◆ **AIM**
Extract the listing in its entirety, keeping each line identical to the original.

◆ **TASK MATERIAL**
******
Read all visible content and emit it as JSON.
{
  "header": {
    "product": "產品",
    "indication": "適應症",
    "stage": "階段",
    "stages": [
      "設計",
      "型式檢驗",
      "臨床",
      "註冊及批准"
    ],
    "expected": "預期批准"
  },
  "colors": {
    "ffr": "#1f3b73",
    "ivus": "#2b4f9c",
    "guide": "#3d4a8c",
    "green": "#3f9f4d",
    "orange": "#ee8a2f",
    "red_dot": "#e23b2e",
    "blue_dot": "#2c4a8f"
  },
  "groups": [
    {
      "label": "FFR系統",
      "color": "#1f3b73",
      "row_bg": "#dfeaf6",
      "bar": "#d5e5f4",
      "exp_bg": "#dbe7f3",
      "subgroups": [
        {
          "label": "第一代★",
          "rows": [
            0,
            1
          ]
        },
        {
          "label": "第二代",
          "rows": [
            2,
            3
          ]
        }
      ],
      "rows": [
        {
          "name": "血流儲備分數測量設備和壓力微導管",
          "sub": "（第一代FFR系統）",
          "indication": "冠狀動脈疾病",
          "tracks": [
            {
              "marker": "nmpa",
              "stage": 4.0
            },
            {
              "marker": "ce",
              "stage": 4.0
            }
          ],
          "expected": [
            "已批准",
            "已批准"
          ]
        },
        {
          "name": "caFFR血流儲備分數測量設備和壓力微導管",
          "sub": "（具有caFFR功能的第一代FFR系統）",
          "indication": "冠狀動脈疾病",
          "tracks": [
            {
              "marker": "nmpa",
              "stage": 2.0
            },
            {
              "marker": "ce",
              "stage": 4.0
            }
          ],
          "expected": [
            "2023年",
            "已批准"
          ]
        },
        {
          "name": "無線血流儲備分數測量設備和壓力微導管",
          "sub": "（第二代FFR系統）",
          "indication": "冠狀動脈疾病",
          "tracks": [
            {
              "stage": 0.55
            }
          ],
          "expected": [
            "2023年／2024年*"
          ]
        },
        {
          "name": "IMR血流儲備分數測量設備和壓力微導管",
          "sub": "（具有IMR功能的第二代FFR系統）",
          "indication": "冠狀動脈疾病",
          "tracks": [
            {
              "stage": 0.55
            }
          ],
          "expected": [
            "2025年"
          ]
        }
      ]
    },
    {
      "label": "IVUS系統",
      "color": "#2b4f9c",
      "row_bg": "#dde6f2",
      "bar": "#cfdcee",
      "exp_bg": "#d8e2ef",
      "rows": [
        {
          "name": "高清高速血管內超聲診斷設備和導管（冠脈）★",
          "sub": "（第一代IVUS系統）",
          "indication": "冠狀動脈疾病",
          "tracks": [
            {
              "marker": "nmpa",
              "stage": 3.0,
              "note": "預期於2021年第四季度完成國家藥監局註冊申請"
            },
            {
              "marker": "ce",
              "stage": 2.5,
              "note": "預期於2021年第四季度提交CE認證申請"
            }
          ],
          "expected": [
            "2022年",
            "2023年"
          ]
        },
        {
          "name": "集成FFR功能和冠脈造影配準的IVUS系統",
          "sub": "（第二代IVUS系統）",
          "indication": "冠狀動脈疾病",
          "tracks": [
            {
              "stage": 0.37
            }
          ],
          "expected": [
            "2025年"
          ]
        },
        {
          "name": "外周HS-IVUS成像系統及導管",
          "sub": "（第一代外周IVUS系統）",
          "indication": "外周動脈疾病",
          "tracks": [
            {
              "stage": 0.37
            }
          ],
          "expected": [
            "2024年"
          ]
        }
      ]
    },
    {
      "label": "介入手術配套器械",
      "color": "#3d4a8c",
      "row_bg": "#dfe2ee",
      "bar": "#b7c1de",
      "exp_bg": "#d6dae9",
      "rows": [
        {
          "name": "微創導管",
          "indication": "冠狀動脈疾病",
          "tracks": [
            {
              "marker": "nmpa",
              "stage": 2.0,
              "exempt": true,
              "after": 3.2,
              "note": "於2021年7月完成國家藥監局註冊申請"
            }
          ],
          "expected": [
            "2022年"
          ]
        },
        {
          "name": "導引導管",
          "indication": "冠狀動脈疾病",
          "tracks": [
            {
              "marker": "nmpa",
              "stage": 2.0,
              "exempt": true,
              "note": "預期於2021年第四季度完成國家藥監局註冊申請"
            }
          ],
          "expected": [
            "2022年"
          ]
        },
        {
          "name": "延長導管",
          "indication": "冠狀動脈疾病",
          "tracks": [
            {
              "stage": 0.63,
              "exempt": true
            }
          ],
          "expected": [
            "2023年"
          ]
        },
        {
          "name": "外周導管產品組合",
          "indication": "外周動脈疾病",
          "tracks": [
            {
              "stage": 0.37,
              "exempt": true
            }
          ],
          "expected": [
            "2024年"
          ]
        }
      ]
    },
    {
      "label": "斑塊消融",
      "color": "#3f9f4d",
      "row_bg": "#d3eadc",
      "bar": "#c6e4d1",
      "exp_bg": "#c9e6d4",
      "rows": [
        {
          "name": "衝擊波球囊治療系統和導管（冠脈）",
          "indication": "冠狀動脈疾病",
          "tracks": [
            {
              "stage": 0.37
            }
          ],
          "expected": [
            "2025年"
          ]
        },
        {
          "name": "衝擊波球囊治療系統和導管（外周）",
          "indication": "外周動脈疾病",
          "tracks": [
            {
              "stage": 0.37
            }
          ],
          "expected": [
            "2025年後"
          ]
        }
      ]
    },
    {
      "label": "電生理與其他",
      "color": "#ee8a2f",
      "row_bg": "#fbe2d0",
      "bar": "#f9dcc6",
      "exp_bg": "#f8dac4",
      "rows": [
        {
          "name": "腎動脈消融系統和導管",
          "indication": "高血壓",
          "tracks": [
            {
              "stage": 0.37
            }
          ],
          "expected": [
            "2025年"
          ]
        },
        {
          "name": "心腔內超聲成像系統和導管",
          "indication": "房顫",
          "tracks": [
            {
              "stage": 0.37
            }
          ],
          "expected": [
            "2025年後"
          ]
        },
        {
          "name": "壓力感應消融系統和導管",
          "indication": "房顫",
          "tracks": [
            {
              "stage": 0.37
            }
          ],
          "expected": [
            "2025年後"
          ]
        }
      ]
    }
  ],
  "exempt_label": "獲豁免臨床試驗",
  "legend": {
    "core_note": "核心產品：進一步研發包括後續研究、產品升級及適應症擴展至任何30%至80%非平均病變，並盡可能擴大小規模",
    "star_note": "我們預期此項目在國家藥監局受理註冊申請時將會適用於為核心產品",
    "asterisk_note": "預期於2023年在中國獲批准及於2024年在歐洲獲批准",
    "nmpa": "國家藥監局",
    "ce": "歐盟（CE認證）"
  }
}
******
◆ **TASK ANSWER**
Read all visible content and emit it as JSON.
{
  "header": {
    "product": "產品",
    "indication": "適應症",
    "stage": "階段",
    "stages": [
      "設計",
      "型式檢驗",
      "臨床",
      "註冊及批准"
    ],
    "expected": "預期批准"
  },
  "colors": {
    "ffr": "#1f3b73",
    "ivus": "#2b4f9c",
    "guide": "#3d4a8c",
    "green": "#3f9f4d",
    "orange": "#ee8a2f",
    "red_dot": "#e23b2e",
    "blue_dot": "#2c4a8f"
  },
  "groups": [
    {
      "label": "FFR系統",
      "color": "#1f3b73",
      "row_bg": "#dfeaf6",
      "bar": "#d5e5f4",
      "exp_bg": "#dbe7f3",
      "subgroups": [
        {
          "label": "第一代★",
          "rows": [
            0,
            1
          ]
        },
        {
          "label": "第二代",
          "rows": [
            2,
            3
          ]
        }
      ],
      "rows": [
        {
          "name": "血流儲備分數測量設備和壓力微導管",
          "sub": "（第一代FFR系統）",
          "indication": "冠狀動脈疾病",
          "tracks": [
            {
              "marker": "nmpa",
              "stage": 4.0
            },
            {
              "marker": "ce",
              "stage": 4.0
            }
          ],
          "expected": [
            "已批准",
            "已批准"
          ]
        },
        {
          "name": "caFFR血流儲備分數測量設備和壓力微導管",
          "sub": "（具有caFFR功能的第一代FFR系統）",
          "indication": "冠狀動脈疾病",
          "tracks": [
            {
              "marker": "nmpa",
              "stage": 2.0
            },
            {
              "marker": "ce",
              "stage": 4.0
            }
          ],
          "expected": [
            "2023年",
            "已批准"
          ]
        },
        {
          "name": "無線血流儲備分數測量設備和壓力微導管",
          "sub": "（第二代FFR系統）",
          "indication": "冠狀動脈疾病",
          "tracks": [
            {
              "stage": 0.55
            }
          ],
          "expected": [
            "2023年／2024年*"
          ]
        },
        {
          "name": "IMR血流儲備分數測量設備和壓力微導管",
          "sub": "（具有IMR功能的第二代FFR系統）",
          "indication": "冠狀動脈疾病",
          "tracks": [
            {
              "stage": 0.55
            }
          ],
          "expected": [
            "2025年"
          ]
        }
      ]
    },
    {
      "label": "IVUS系統",
      "color": "#2b4f9c",
      "row_bg": "#dde6f2",
      "bar": "#cfdcee",
      "exp_bg": "#d8e2ef",
      "rows": [
        {
          "name": "高清高速血管內超聲診斷設備和導管（冠脈）★",
          "sub": "（第一代IVUS系統）",
          "indication": "冠狀動脈疾病",
          "tracks": [
            {
              "marker": "nmpa",
              "stage": 3.0,
              "note": "預期於2021年第四季度完成國家藥監局註冊申請"
            },
            {
              "marker": "ce",
              "stage": 2.5,
              "note": "預期於2021年第四季度提交CE認證申請"
            }
          ],
          "expected": [
            "2022年",
            "2023年"
          ]
        },
        {
          "name": "集成FFR功能和冠脈造影配準的IVUS系統",
          "sub": "（第二代IVUS系統）",
          "indication": "冠狀動脈疾病",
          "tracks": [
            {
              "stage": 0.37
            }
          ],
          "expected": [
            "2025年"
          ]
        },
        {
          "name": "外周HS-IVUS成像系統及導管",
          "sub": "（第一代外周IVUS系統）",
          "indication": "外周動脈疾病",
          "tracks": [
            {
              "stage": 0.37
            }
          ],
          "expected": [
            "2024年"
          ]
        }
      ]
    },
    {
      "label": "介入手術配套器械",
      "color": "#3d4a8c",
      "row_bg": "#dfe2ee",
      "bar": "#b7c1de",
      "exp_bg": "#d6dae9",
      "rows": [
        {
          "name": "微創導管",
          "indication": "冠狀動脈疾病",
          "tracks": [
            {
              "marker": "nmpa",
              "stage": 2.0,
              "exempt": true,
              "after": 3.2,
              "note": "於2021年7月完成國家藥監局註冊申請"
            }
          ],
          "expected": [
            "2022年"
          ]
        },
        {
          "name": "導引導管",
          "indication": "冠狀動脈疾病",
          "tracks": [
            {
              "marker": "nmpa",
              "stage": 2.0,
              "exempt": true,
              "note": "預期於2021年第四季度完成國家藥監局註冊申請"
            }
          ],
          "expected": [
            "2022年"
          ]
        },
        {
          "name": "延長導管",
          "indication": "冠狀動脈疾病",
          "tracks": [
            {
              "stage": 0.63,
              "exempt": true
            }
          ],
          "expected": [
            "2023年"
          ]
        },
        {
          "name": "外周導管產品組合",
          "indication": "外周動脈疾病",
          "tracks": [
            {
              "stage": 0.37,
              "exempt": true
            }
          ],
          "expected": [
            "2024年"
          ]
        }
      ]
    },
    {
      "label": "斑塊消融",
      "color": "#3f9f4d",
      "row_bg": "#d3eadc",
      "bar": "#c6e4d1",
      "exp_bg": "#c9e6d4",
      "rows": [
        {
          "name": "衝擊波球囊治療系統和導管（冠脈）",
          "indication": "冠狀動脈疾病",
          "tracks": [
            {
              "stage": 0.37
            }
          ],
          "expected": [
            "2025年"
          ]
        },
        {
          "name": "衝擊波球囊治療系統和導管（外周）",
          "indication": "外周動脈疾病",
          "tracks": [
            {
              "stage": 0.37
            }
          ],
          "expected": [
            "2025年後"
          ]
        }
      ]
    },
    {
      "label": "電生理與其他",
      "color": "#ee8a2f",
      "row_bg": "#fbe2d0",
      "bar": "#f9dcc6",
      "exp_bg": "#f8dac4",
      "rows": [
        {
          "name": "腎動脈消融系統和導管",
          "indication": "高血壓",
          "tracks": [
            {
              "stage": 0.37
            }
          ],
          "expected": [
            "2025年"
          ]
        },
        {
          "name": "心腔內超聲成像系統和導管",
          "indication": "房顫",
          "tracks": [
            {
              "stage": 0.37
            }
          ],
          "expected": [
            "2025年後"
          ]
        },
        {
          "name": "壓力感應消融系統和導管",
          "indication": "房顫",
          "tracks": [
            {
              "stage": 0.37
            }
          ],
          "expected": [
            "2025年後"
          ]
        }
      ]
    }
  ],
  "exempt_label": "獲豁免臨床試驗",
  "legend": {
    "core_note": "核心產品：進一步研發包括後續研究、產品升級及適應症擴展至任何30%至80%非平均病變，並盡可能擴大小規模",
    "star_note": "我們預期此項目在國家藥監局受理註冊申請時將會適用於為核心產品",
    "asterisk_note": "預期於2023年在中國獲批准及於2024年在歐洲獲批准",
    "nmpa": "國家藥監局",
    "ce": "歐盟（CE認證）"
  }
}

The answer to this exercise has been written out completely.